Written problem: Continue the passage on U.S. nuclear posture reviews, picking up right after its last sentence.

Supplied passage:
------------------------------------
The 2018 Trump NPR pointed to similar if somewhat wider range of threats that might merit a nuclear response. It stated that the United States “would only consider the employment of nuclear weapons in extreme circumstances to defend the vital interests of the United States, its allies, and partners. Extreme circumstances could include significant non-nuclear strategic attacks. Significant non-nuclear strategic attacks include, but are not limited to, attacks on the U.S., allied, or partner civilian population or infrastructure, and attacks on U.S. or allied nuclear forces, their command and control, or warning and attack assessment capabilities.” While the Trump NPR conceded that the “highest U.S. nuclear policy and strategy priority is to deter potential adversaries from nuclear attack of any scale,” it also insisted that “deterring nuclear attack is not the sole purpose of nuclear weapons.”

 

One might ask how much difference truly exists between “fundamental role” and “highest priority.” The tone and emphasis of the two documents certainly differ, and the 2018 NPR’s language contains noteworthy language about attacks on nuclear command and control or warning and attack assessment capabilities. But the deeper differences between the two camps come into view when considering the future.
------------------------------------
Dataset items:
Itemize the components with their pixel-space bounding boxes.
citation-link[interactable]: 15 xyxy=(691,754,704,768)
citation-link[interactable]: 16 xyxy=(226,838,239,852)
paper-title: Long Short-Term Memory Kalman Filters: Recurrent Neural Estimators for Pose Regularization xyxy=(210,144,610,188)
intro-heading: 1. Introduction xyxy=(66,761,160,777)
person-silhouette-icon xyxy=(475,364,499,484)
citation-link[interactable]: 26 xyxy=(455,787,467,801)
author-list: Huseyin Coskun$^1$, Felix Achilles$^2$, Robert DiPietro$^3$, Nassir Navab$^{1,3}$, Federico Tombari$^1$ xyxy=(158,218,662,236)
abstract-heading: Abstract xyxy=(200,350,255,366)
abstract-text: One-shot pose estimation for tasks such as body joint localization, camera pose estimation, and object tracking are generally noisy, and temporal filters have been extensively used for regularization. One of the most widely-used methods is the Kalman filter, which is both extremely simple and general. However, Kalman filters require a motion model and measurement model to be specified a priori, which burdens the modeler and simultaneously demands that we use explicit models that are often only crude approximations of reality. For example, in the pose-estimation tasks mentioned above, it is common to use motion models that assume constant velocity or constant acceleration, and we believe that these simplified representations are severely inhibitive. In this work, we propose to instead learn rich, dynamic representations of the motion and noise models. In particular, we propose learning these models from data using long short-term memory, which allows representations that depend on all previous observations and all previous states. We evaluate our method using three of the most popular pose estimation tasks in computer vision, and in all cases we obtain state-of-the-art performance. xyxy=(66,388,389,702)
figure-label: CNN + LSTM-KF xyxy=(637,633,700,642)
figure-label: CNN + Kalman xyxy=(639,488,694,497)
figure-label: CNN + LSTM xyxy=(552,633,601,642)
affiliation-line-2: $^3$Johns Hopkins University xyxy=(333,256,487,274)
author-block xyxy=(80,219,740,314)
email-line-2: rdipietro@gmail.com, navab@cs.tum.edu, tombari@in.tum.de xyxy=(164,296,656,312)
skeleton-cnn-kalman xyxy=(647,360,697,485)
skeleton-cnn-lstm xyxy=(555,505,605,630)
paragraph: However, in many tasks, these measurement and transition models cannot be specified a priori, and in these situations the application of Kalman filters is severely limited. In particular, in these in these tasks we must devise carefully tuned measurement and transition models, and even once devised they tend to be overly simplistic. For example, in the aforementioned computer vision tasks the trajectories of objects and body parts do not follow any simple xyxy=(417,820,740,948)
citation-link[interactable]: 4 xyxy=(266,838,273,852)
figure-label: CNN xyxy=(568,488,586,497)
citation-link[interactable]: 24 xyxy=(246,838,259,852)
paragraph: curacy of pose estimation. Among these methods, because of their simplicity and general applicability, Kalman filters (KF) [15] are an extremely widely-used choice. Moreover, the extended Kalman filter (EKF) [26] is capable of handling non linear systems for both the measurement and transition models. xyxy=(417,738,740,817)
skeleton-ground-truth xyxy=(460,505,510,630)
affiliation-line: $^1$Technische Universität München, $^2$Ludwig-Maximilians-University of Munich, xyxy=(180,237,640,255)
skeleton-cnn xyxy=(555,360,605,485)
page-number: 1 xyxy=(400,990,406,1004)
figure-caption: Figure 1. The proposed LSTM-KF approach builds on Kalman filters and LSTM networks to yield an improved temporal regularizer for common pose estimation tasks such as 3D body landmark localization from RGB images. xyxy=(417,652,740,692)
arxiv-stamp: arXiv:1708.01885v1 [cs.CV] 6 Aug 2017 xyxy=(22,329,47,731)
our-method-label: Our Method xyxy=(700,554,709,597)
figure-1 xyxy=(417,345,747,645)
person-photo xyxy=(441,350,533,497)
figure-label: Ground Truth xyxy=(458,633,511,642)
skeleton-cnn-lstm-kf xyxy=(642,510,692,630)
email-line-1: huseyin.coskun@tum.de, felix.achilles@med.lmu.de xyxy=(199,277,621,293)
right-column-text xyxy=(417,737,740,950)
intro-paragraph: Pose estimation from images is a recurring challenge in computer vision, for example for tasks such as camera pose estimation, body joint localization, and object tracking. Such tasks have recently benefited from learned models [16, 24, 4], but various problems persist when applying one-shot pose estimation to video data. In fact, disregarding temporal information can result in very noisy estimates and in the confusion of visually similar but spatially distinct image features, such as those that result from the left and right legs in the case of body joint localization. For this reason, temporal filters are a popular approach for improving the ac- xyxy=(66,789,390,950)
------------------------------------
Final answer:
For the drafters of Obama’s NPR, the proper goal of nuclear policy was to continue to “reduce the role of nuclear weapons” in deterring non-nuclear attacks. This stance was consistent with President Obama’s famous speech pledging to “seek the peace and security of a world without nuclear weapons.” After all, if all nuclear-armed states were someday to agree that their nuclear arsenals existed only to deter the use of each other’s nuclear weapons, then a path to global nuclear disarmament might be found. The wording in the 2010 NPR also echoes a commitment made by America, Britain, China, France, and Russia at the NPT Review Conference held in 2000: they would pursue a “diminishing role for nuclear weapons in security policies to minimize the risk that these weapons ever be used and to facilitate the process of their total elimination.”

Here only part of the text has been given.